## Problem description:
Quote each line of the material verbatim, without the pictures.
[Start of Information provided]
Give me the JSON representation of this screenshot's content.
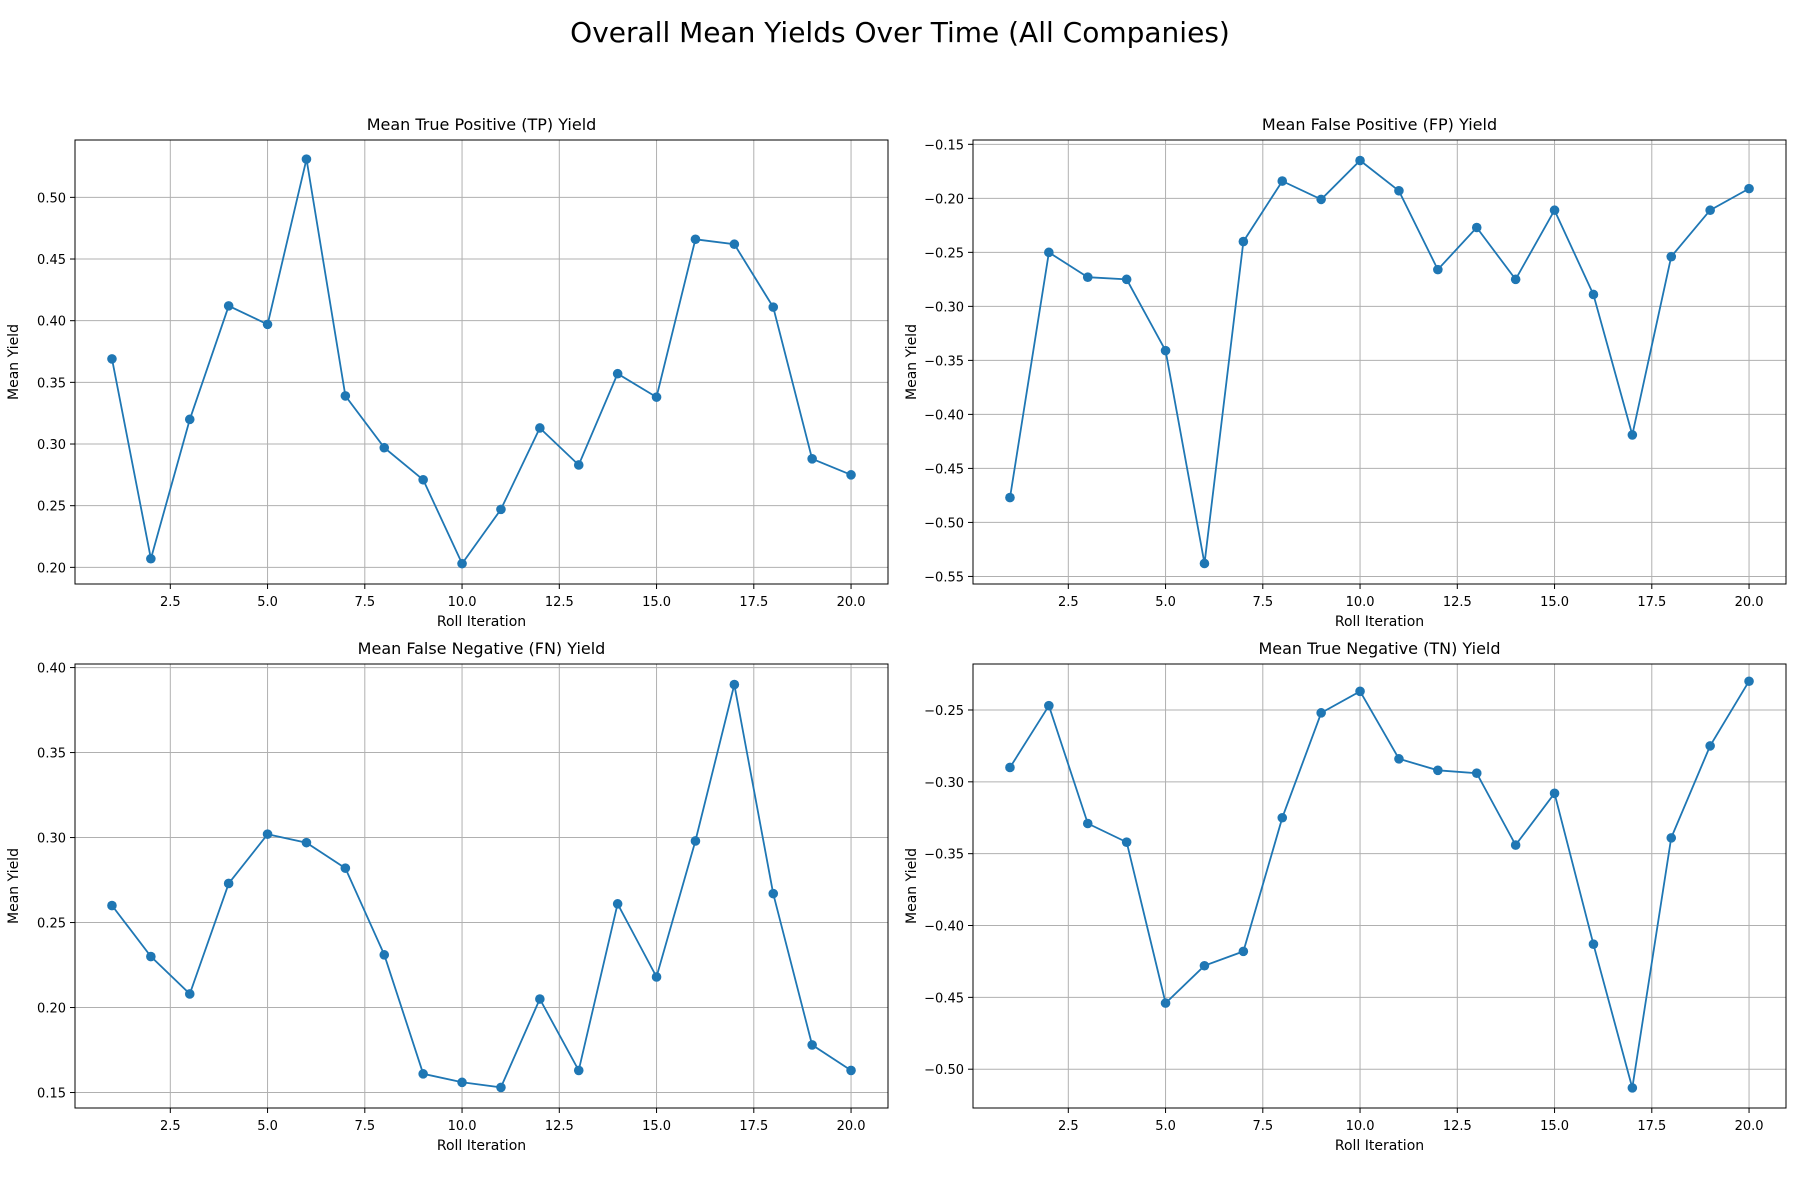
{
  "figure": {
    "suptitle": "Overall Mean Yields Over Time (All Companies)"
  },
  "style": {
    "line_color": "#1f77b4",
    "grid_color": "#b0b0b0",
    "axis_color": "#000000"
  },
  "chart_data": [
    {
      "type": "line",
      "title": "Mean True Positive (TP) Yield",
      "xlabel": "Roll Iteration",
      "ylabel": "Mean Yield",
      "grid": true,
      "marker": "circle",
      "xlim": [
        0.05,
        20.95
      ],
      "ylim": [
        0.1865,
        0.5465
      ],
      "xticks": [
        "2.5",
        "5.0",
        "7.5",
        "10.0",
        "12.5",
        "15.0",
        "17.5",
        "20.0"
      ],
      "xtick_values": [
        2.5,
        5.0,
        7.5,
        10.0,
        12.5,
        15.0,
        17.5,
        20.0
      ],
      "yticks": [
        "0.20",
        "0.25",
        "0.30",
        "0.35",
        "0.40",
        "0.45",
        "0.50"
      ],
      "ytick_values": [
        0.2,
        0.25,
        0.3,
        0.35,
        0.4,
        0.45,
        0.5
      ],
      "x": [
        1,
        2,
        3,
        4,
        5,
        6,
        7,
        8,
        9,
        10,
        11,
        12,
        13,
        14,
        15,
        16,
        17,
        18,
        19,
        20
      ],
      "y": [
        0.369,
        0.207,
        0.32,
        0.412,
        0.397,
        0.531,
        0.339,
        0.297,
        0.271,
        0.203,
        0.247,
        0.313,
        0.283,
        0.357,
        0.338,
        0.466,
        0.462,
        0.411,
        0.288,
        0.275
      ]
    },
    {
      "type": "line",
      "title": "Mean False Positive (FP) Yield",
      "xlabel": "Roll Iteration",
      "ylabel": "Mean Yield",
      "grid": true,
      "marker": "circle",
      "xlim": [
        0.05,
        20.95
      ],
      "ylim": [
        -0.557,
        -0.146
      ],
      "xticks": [
        "2.5",
        "5.0",
        "7.5",
        "10.0",
        "12.5",
        "15.0",
        "17.5",
        "20.0"
      ],
      "xtick_values": [
        2.5,
        5.0,
        7.5,
        10.0,
        12.5,
        15.0,
        17.5,
        20.0
      ],
      "yticks": [
        "−0.55",
        "−0.50",
        "−0.45",
        "−0.40",
        "−0.35",
        "−0.30",
        "−0.25",
        "−0.20",
        "−0.15"
      ],
      "ytick_values": [
        -0.55,
        -0.5,
        -0.45,
        -0.4,
        -0.35,
        -0.3,
        -0.25,
        -0.2,
        -0.15
      ],
      "x": [
        1,
        2,
        3,
        4,
        5,
        6,
        7,
        8,
        9,
        10,
        11,
        12,
        13,
        14,
        15,
        16,
        17,
        18,
        19,
        20
      ],
      "y": [
        -0.477,
        -0.25,
        -0.273,
        -0.275,
        -0.341,
        -0.538,
        -0.24,
        -0.184,
        -0.201,
        -0.165,
        -0.193,
        -0.266,
        -0.227,
        -0.275,
        -0.211,
        -0.289,
        -0.419,
        -0.254,
        -0.211,
        -0.191
      ]
    },
    {
      "type": "line",
      "title": "Mean False Negative (FN) Yield",
      "xlabel": "Roll Iteration",
      "ylabel": "Mean Yield",
      "grid": true,
      "marker": "circle",
      "xlim": [
        0.05,
        20.95
      ],
      "ylim": [
        0.1409,
        0.4021
      ],
      "xticks": [
        "2.5",
        "5.0",
        "7.5",
        "10.0",
        "12.5",
        "15.0",
        "17.5",
        "20.0"
      ],
      "xtick_values": [
        2.5,
        5.0,
        7.5,
        10.0,
        12.5,
        15.0,
        17.5,
        20.0
      ],
      "yticks": [
        "0.15",
        "0.20",
        "0.25",
        "0.30",
        "0.35",
        "0.40"
      ],
      "ytick_values": [
        0.15,
        0.2,
        0.25,
        0.3,
        0.35,
        0.4
      ],
      "x": [
        1,
        2,
        3,
        4,
        5,
        6,
        7,
        8,
        9,
        10,
        11,
        12,
        13,
        14,
        15,
        16,
        17,
        18,
        19,
        20
      ],
      "y": [
        0.26,
        0.23,
        0.208,
        0.273,
        0.302,
        0.297,
        0.282,
        0.231,
        0.161,
        0.156,
        0.153,
        0.205,
        0.163,
        0.261,
        0.218,
        0.298,
        0.39,
        0.267,
        0.178,
        0.163
      ]
    },
    {
      "type": "line",
      "title": "Mean True Negative (TN) Yield",
      "xlabel": "Roll Iteration",
      "ylabel": "Mean Yield",
      "grid": true,
      "marker": "circle",
      "xlim": [
        0.05,
        20.95
      ],
      "ylim": [
        -0.527,
        -0.218
      ],
      "xticks": [
        "2.5",
        "5.0",
        "7.5",
        "10.0",
        "12.5",
        "15.0",
        "17.5",
        "20.0"
      ],
      "xtick_values": [
        2.5,
        5.0,
        7.5,
        10.0,
        12.5,
        15.0,
        17.5,
        20.0
      ],
      "yticks": [
        "−0.50",
        "−0.45",
        "−0.40",
        "−0.35",
        "−0.30",
        "−0.25"
      ],
      "ytick_values": [
        -0.5,
        -0.45,
        -0.4,
        -0.35,
        -0.3,
        -0.25
      ],
      "x": [
        1,
        2,
        3,
        4,
        5,
        6,
        7,
        8,
        9,
        10,
        11,
        12,
        13,
        14,
        15,
        16,
        17,
        18,
        19,
        20
      ],
      "y": [
        -0.29,
        -0.247,
        -0.329,
        -0.342,
        -0.454,
        -0.428,
        -0.418,
        -0.325,
        -0.252,
        -0.237,
        -0.284,
        -0.292,
        -0.294,
        -0.344,
        -0.308,
        -0.413,
        -0.513,
        -0.339,
        -0.275,
        -0.23
      ]
    }
  ]
}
[End of Information provided]
## Result below:
Give me the JSON representation of this screenshot's content.
{
  "figure": {
    "suptitle": "Overall Mean Yields Over Time (All Companies)"
  },
  "style": {
    "line_color": "#1f77b4",
    "grid_color": "#b0b0b0",
    "axis_color": "#000000"
  },
  "chart_data": [
    {
      "type": "line",
      "title": "Mean True Positive (TP) Yield",
      "xlabel": "Roll Iteration",
      "ylabel": "Mean Yield",
      "grid": true,
      "marker": "circle",
      "xlim": [
        0.05,
        20.95
      ],
      "ylim": [
        0.1865,
        0.5465
      ],
      "xticks": [
        "2.5",
        "5.0",
        "7.5",
        "10.0",
        "12.5",
        "15.0",
        "17.5",
        "20.0"
      ],
      "xtick_values": [
        2.5,
        5.0,
        7.5,
        10.0,
        12.5,
        15.0,
        17.5,
        20.0
      ],
      "yticks": [
        "0.20",
        "0.25",
        "0.30",
        "0.35",
        "0.40",
        "0.45",
        "0.50"
      ],
      "ytick_values": [
        0.2,
        0.25,
        0.3,
        0.35,
        0.4,
        0.45,
        0.5
      ],
      "x": [
        1,
        2,
        3,
        4,
        5,
        6,
        7,
        8,
        9,
        10,
        11,
        12,
        13,
        14,
        15,
        16,
        17,
        18,
        19,
        20
      ],
      "y": [
        0.369,
        0.207,
        0.32,
        0.412,
        0.397,
        0.531,
        0.339,
        0.297,
        0.271,
        0.203,
        0.247,
        0.313,
        0.283,
        0.357,
        0.338,
        0.466,
        0.462,
        0.411,
        0.288,
        0.275
      ]
    },
    {
      "type": "line",
      "title": "Mean False Positive (FP) Yield",
      "xlabel": "Roll Iteration",
      "ylabel": "Mean Yield",
      "grid": true,
      "marker": "circle",
      "xlim": [
        0.05,
        20.95
      ],
      "ylim": [
        -0.557,
        -0.146
      ],
      "xticks": [
        "2.5",
        "5.0",
        "7.5",
        "10.0",
        "12.5",
        "15.0",
        "17.5",
        "20.0"
      ],
      "xtick_values": [
        2.5,
        5.0,
        7.5,
        10.0,
        12.5,
        15.0,
        17.5,
        20.0
      ],
      "yticks": [
        "−0.55",
        "−0.50",
        "−0.45",
        "−0.40",
        "−0.35",
        "−0.30",
        "−0.25",
        "−0.20",
        "−0.15"
      ],
      "ytick_values": [
        -0.55,
        -0.5,
        -0.45,
        -0.4,
        -0.35,
        -0.3,
        -0.25,
        -0.2,
        -0.15
      ],
      "x": [
        1,
        2,
        3,
        4,
        5,
        6,
        7,
        8,
        9,
        10,
        11,
        12,
        13,
        14,
        15,
        16,
        17,
        18,
        19,
        20
      ],
      "y": [
        -0.477,
        -0.25,
        -0.273,
        -0.275,
        -0.341,
        -0.538,
        -0.24,
        -0.184,
        -0.201,
        -0.165,
        -0.193,
        -0.266,
        -0.227,
        -0.275,
        -0.211,
        -0.289,
        -0.419,
        -0.254,
        -0.211,
        -0.191
      ]
    },
    {
      "type": "line",
      "title": "Mean False Negative (FN) Yield",
      "xlabel": "Roll Iteration",
      "ylabel": "Mean Yield",
      "grid": true,
      "marker": "circle",
      "xlim": [
        0.05,
        20.95
      ],
      "ylim": [
        0.1409,
        0.4021
      ],
      "xticks": [
        "2.5",
        "5.0",
        "7.5",
        "10.0",
        "12.5",
        "15.0",
        "17.5",
        "20.0"
      ],
      "xtick_values": [
        2.5,
        5.0,
        7.5,
        10.0,
        12.5,
        15.0,
        17.5,
        20.0
      ],
      "yticks": [
        "0.15",
        "0.20",
        "0.25",
        "0.30",
        "0.35",
        "0.40"
      ],
      "ytick_values": [
        0.15,
        0.2,
        0.25,
        0.3,
        0.35,
        0.4
      ],
      "x": [
        1,
        2,
        3,
        4,
        5,
        6,
        7,
        8,
        9,
        10,
        11,
        12,
        13,
        14,
        15,
        16,
        17,
        18,
        19,
        20
      ],
      "y": [
        0.26,
        0.23,
        0.208,
        0.273,
        0.302,
        0.297,
        0.282,
        0.231,
        0.161,
        0.156,
        0.153,
        0.205,
        0.163,
        0.261,
        0.218,
        0.298,
        0.39,
        0.267,
        0.178,
        0.163
      ]
    },
    {
      "type": "line",
      "title": "Mean True Negative (TN) Yield",
      "xlabel": "Roll Iteration",
      "ylabel": "Mean Yield",
      "grid": true,
      "marker": "circle",
      "xlim": [
        0.05,
        20.95
      ],
      "ylim": [
        -0.527,
        -0.218
      ],
      "xticks": [
        "2.5",
        "5.0",
        "7.5",
        "10.0",
        "12.5",
        "15.0",
        "17.5",
        "20.0"
      ],
      "xtick_values": [
        2.5,
        5.0,
        7.5,
        10.0,
        12.5,
        15.0,
        17.5,
        20.0
      ],
      "yticks": [
        "−0.50",
        "−0.45",
        "−0.40",
        "−0.35",
        "−0.30",
        "−0.25"
      ],
      "ytick_values": [
        -0.5,
        -0.45,
        -0.4,
        -0.35,
        -0.3,
        -0.25
      ],
      "x": [
        1,
        2,
        3,
        4,
        5,
        6,
        7,
        8,
        9,
        10,
        11,
        12,
        13,
        14,
        15,
        16,
        17,
        18,
        19,
        20
      ],
      "y": [
        -0.29,
        -0.247,
        -0.329,
        -0.342,
        -0.454,
        -0.428,
        -0.418,
        -0.325,
        -0.252,
        -0.237,
        -0.284,
        -0.292,
        -0.294,
        -0.344,
        -0.308,
        -0.413,
        -0.513,
        -0.339,
        -0.275,
        -0.23
      ]
    }
  ]
}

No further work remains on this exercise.